● STATED EXERCISE: Do not copy the pictures; transcribe all other material exactly.

● DATA ROWS:
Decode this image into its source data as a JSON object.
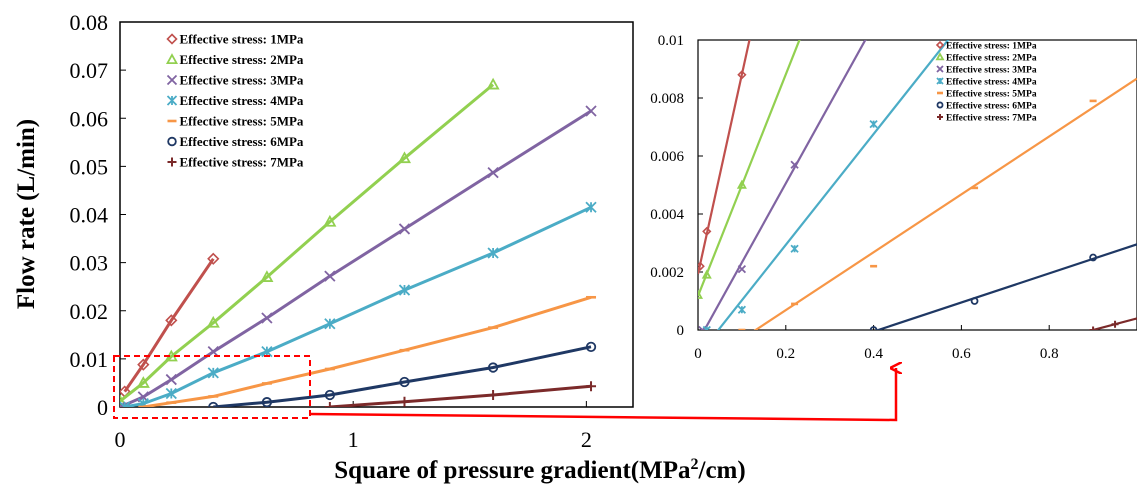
{
  "chart_data": [
    {
      "type": "line",
      "xlabel": "Square of pressure gradient(MPa²/cm)",
      "xlabel_parts": [
        "Square of pressure gradient(MPa",
        "2",
        "/cm)"
      ],
      "ylabel": "Flow rate (L/min)",
      "xlim": [
        0,
        2.2
      ],
      "ylim": [
        0,
        0.08
      ],
      "x_ticks": [
        0,
        1,
        2
      ],
      "x_tick_labels": [
        "0",
        "1",
        "2"
      ],
      "y_ticks": [
        0,
        0.01,
        0.02,
        0.03,
        0.04,
        0.05,
        0.06,
        0.07,
        0.08
      ],
      "y_tick_labels": [
        "0",
        "0.01",
        "0.02",
        "0.03",
        "0.04",
        "0.05",
        "0.06",
        "0.07",
        "0.08"
      ],
      "grid": false,
      "legend_position": "top-left",
      "annotation": "dashed red box around the origin region magnified in the inset",
      "series": [
        {
          "name": "Effective stress: 1MPa",
          "color": "#c0504d",
          "marker": "diamond",
          "x": [
            0.02,
            0.1,
            0.22,
            0.4
          ],
          "y": [
            0.0032,
            0.0088,
            0.018,
            0.0308
          ]
        },
        {
          "name": "Effective stress: 2MPa",
          "color": "#92d050",
          "marker": "triangle",
          "x": [
            0.0,
            0.1,
            0.22,
            0.4,
            0.63,
            0.9,
            1.22,
            1.6
          ],
          "y": [
            0.0012,
            0.005,
            0.0105,
            0.0175,
            0.027,
            0.0385,
            0.0517,
            0.067
          ]
        },
        {
          "name": "Effective stress: 3MPa",
          "color": "#8064a2",
          "marker": "cross",
          "x": [
            0.0,
            0.1,
            0.22,
            0.4,
            0.63,
            0.9,
            1.22,
            1.6,
            2.02
          ],
          "y": [
            0.0,
            0.0021,
            0.0057,
            0.0115,
            0.0185,
            0.0272,
            0.037,
            0.0487,
            0.0615
          ]
        },
        {
          "name": "Effective stress: 4MPa",
          "color": "#4bacc6",
          "marker": "asterisk",
          "x": [
            0.02,
            0.1,
            0.22,
            0.4,
            0.63,
            0.9,
            1.22,
            1.6,
            2.02
          ],
          "y": [
            0.0,
            0.0007,
            0.0028,
            0.0071,
            0.0115,
            0.0173,
            0.0243,
            0.032,
            0.0415
          ]
        },
        {
          "name": "Effective stress: 5MPa",
          "color": "#f79646",
          "marker": "dash",
          "x": [
            0.1,
            0.22,
            0.4,
            0.63,
            0.9,
            1.22,
            1.6,
            2.02
          ],
          "y": [
            0.0,
            0.0009,
            0.0022,
            0.0049,
            0.0079,
            0.0118,
            0.0165,
            0.0228
          ]
        },
        {
          "name": "Effective stress: 6MPa",
          "color": "#1f3864",
          "marker": "circle",
          "x": [
            0.4,
            0.63,
            0.9,
            1.22,
            1.6,
            2.02
          ],
          "y": [
            0.0,
            0.001,
            0.0025,
            0.0052,
            0.0082,
            0.0125
          ]
        },
        {
          "name": "Effective stress: 7MPa",
          "color": "#7b2a2a",
          "marker": "plus",
          "x": [
            0.9,
            1.22,
            1.6,
            2.02
          ],
          "y": [
            0.0,
            0.0011,
            0.0025,
            0.0043
          ]
        }
      ]
    },
    {
      "type": "line",
      "xlabel": "",
      "ylabel": "",
      "xlim": [
        0,
        1.0
      ],
      "ylim": [
        0,
        0.01
      ],
      "x_ticks": [
        0,
        0.2,
        0.4,
        0.6,
        0.8
      ],
      "x_tick_labels": [
        "0",
        "0.2",
        "0.4",
        "0.6",
        "0.8"
      ],
      "y_ticks": [
        0,
        0.002,
        0.004,
        0.006,
        0.008,
        0.01
      ],
      "y_tick_labels": [
        "0",
        "0.002",
        "0.004",
        "0.006",
        "0.008",
        "0.01"
      ],
      "grid": false,
      "legend_position": "top-right",
      "series": [
        {
          "name": "Effective stress: 1MPa",
          "color": "#c0504d",
          "marker": "diamond",
          "x": [
            0.005,
            0.02,
            0.1
          ],
          "y": [
            0.0022,
            0.0034,
            0.0088
          ]
        },
        {
          "name": "Effective stress: 2MPa",
          "color": "#92d050",
          "marker": "triangle",
          "x": [
            0.0,
            0.02,
            0.1
          ],
          "y": [
            0.0012,
            0.0019,
            0.005
          ]
        },
        {
          "name": "Effective stress: 3MPa",
          "color": "#8064a2",
          "marker": "cross",
          "x": [
            0.01,
            0.1,
            0.22
          ],
          "y": [
            0.0,
            0.0021,
            0.0057
          ]
        },
        {
          "name": "Effective stress: 4MPa",
          "color": "#4bacc6",
          "marker": "asterisk",
          "x": [
            0.02,
            0.1,
            0.22,
            0.4
          ],
          "y": [
            0.0,
            0.0007,
            0.0028,
            0.0071
          ]
        },
        {
          "name": "Effective stress: 5MPa",
          "color": "#f79646",
          "marker": "dash",
          "x": [
            0.1,
            0.22,
            0.4,
            0.63,
            0.9
          ],
          "y": [
            0.0,
            0.0009,
            0.0022,
            0.0049,
            0.0079
          ]
        },
        {
          "name": "Effective stress: 6MPa",
          "color": "#1f3864",
          "marker": "circle",
          "x": [
            0.4,
            0.63,
            0.9
          ],
          "y": [
            0.0,
            0.001,
            0.0025
          ]
        },
        {
          "name": "Effective stress: 7MPa",
          "color": "#7b2a2a",
          "marker": "plus",
          "x": [
            0.9,
            0.95
          ],
          "y": [
            0.0,
            0.0002
          ]
        }
      ]
    }
  ]
}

● TASK SOLUTION:
Decode this image into its source data as a JSON object.
{
  "chart_data": [
    {
      "type": "line",
      "xlabel": "Square of pressure gradient(MPa²/cm)",
      "xlabel_parts": [
        "Square of pressure gradient(MPa",
        "2",
        "/cm)"
      ],
      "ylabel": "Flow rate (L/min)",
      "xlim": [
        0,
        2.2
      ],
      "ylim": [
        0,
        0.08
      ],
      "x_ticks": [
        0,
        1,
        2
      ],
      "x_tick_labels": [
        "0",
        "1",
        "2"
      ],
      "y_ticks": [
        0,
        0.01,
        0.02,
        0.03,
        0.04,
        0.05,
        0.06,
        0.07,
        0.08
      ],
      "y_tick_labels": [
        "0",
        "0.01",
        "0.02",
        "0.03",
        "0.04",
        "0.05",
        "0.06",
        "0.07",
        "0.08"
      ],
      "grid": false,
      "legend_position": "top-left",
      "annotation": "dashed red box around the origin region magnified in the inset",
      "series": [
        {
          "name": "Effective stress: 1MPa",
          "color": "#c0504d",
          "marker": "diamond",
          "x": [
            0.02,
            0.1,
            0.22,
            0.4
          ],
          "y": [
            0.0032,
            0.0088,
            0.018,
            0.0308
          ]
        },
        {
          "name": "Effective stress: 2MPa",
          "color": "#92d050",
          "marker": "triangle",
          "x": [
            0.0,
            0.1,
            0.22,
            0.4,
            0.63,
            0.9,
            1.22,
            1.6
          ],
          "y": [
            0.0012,
            0.005,
            0.0105,
            0.0175,
            0.027,
            0.0385,
            0.0517,
            0.067
          ]
        },
        {
          "name": "Effective stress: 3MPa",
          "color": "#8064a2",
          "marker": "cross",
          "x": [
            0.0,
            0.1,
            0.22,
            0.4,
            0.63,
            0.9,
            1.22,
            1.6,
            2.02
          ],
          "y": [
            0.0,
            0.0021,
            0.0057,
            0.0115,
            0.0185,
            0.0272,
            0.037,
            0.0487,
            0.0615
          ]
        },
        {
          "name": "Effective stress: 4MPa",
          "color": "#4bacc6",
          "marker": "asterisk",
          "x": [
            0.02,
            0.1,
            0.22,
            0.4,
            0.63,
            0.9,
            1.22,
            1.6,
            2.02
          ],
          "y": [
            0.0,
            0.0007,
            0.0028,
            0.0071,
            0.0115,
            0.0173,
            0.0243,
            0.032,
            0.0415
          ]
        },
        {
          "name": "Effective stress: 5MPa",
          "color": "#f79646",
          "marker": "dash",
          "x": [
            0.1,
            0.22,
            0.4,
            0.63,
            0.9,
            1.22,
            1.6,
            2.02
          ],
          "y": [
            0.0,
            0.0009,
            0.0022,
            0.0049,
            0.0079,
            0.0118,
            0.0165,
            0.0228
          ]
        },
        {
          "name": "Effective stress: 6MPa",
          "color": "#1f3864",
          "marker": "circle",
          "x": [
            0.4,
            0.63,
            0.9,
            1.22,
            1.6,
            2.02
          ],
          "y": [
            0.0,
            0.001,
            0.0025,
            0.0052,
            0.0082,
            0.0125
          ]
        },
        {
          "name": "Effective stress: 7MPa",
          "color": "#7b2a2a",
          "marker": "plus",
          "x": [
            0.9,
            1.22,
            1.6,
            2.02
          ],
          "y": [
            0.0,
            0.0011,
            0.0025,
            0.0043
          ]
        }
      ]
    },
    {
      "type": "line",
      "xlabel": "",
      "ylabel": "",
      "xlim": [
        0,
        1.0
      ],
      "ylim": [
        0,
        0.01
      ],
      "x_ticks": [
        0,
        0.2,
        0.4,
        0.6,
        0.8
      ],
      "x_tick_labels": [
        "0",
        "0.2",
        "0.4",
        "0.6",
        "0.8"
      ],
      "y_ticks": [
        0,
        0.002,
        0.004,
        0.006,
        0.008,
        0.01
      ],
      "y_tick_labels": [
        "0",
        "0.002",
        "0.004",
        "0.006",
        "0.008",
        "0.01"
      ],
      "grid": false,
      "legend_position": "top-right",
      "series": [
        {
          "name": "Effective stress: 1MPa",
          "color": "#c0504d",
          "marker": "diamond",
          "x": [
            0.005,
            0.02,
            0.1
          ],
          "y": [
            0.0022,
            0.0034,
            0.0088
          ]
        },
        {
          "name": "Effective stress: 2MPa",
          "color": "#92d050",
          "marker": "triangle",
          "x": [
            0.0,
            0.02,
            0.1
          ],
          "y": [
            0.0012,
            0.0019,
            0.005
          ]
        },
        {
          "name": "Effective stress: 3MPa",
          "color": "#8064a2",
          "marker": "cross",
          "x": [
            0.01,
            0.1,
            0.22
          ],
          "y": [
            0.0,
            0.0021,
            0.0057
          ]
        },
        {
          "name": "Effective stress: 4MPa",
          "color": "#4bacc6",
          "marker": "asterisk",
          "x": [
            0.02,
            0.1,
            0.22,
            0.4
          ],
          "y": [
            0.0,
            0.0007,
            0.0028,
            0.0071
          ]
        },
        {
          "name": "Effective stress: 5MPa",
          "color": "#f79646",
          "marker": "dash",
          "x": [
            0.1,
            0.22,
            0.4,
            0.63,
            0.9
          ],
          "y": [
            0.0,
            0.0009,
            0.0022,
            0.0049,
            0.0079
          ]
        },
        {
          "name": "Effective stress: 6MPa",
          "color": "#1f3864",
          "marker": "circle",
          "x": [
            0.4,
            0.63,
            0.9
          ],
          "y": [
            0.0,
            0.001,
            0.0025
          ]
        },
        {
          "name": "Effective stress: 7MPa",
          "color": "#7b2a2a",
          "marker": "plus",
          "x": [
            0.9,
            0.95
          ],
          "y": [
            0.0,
            0.0002
          ]
        }
      ]
    }
  ]
}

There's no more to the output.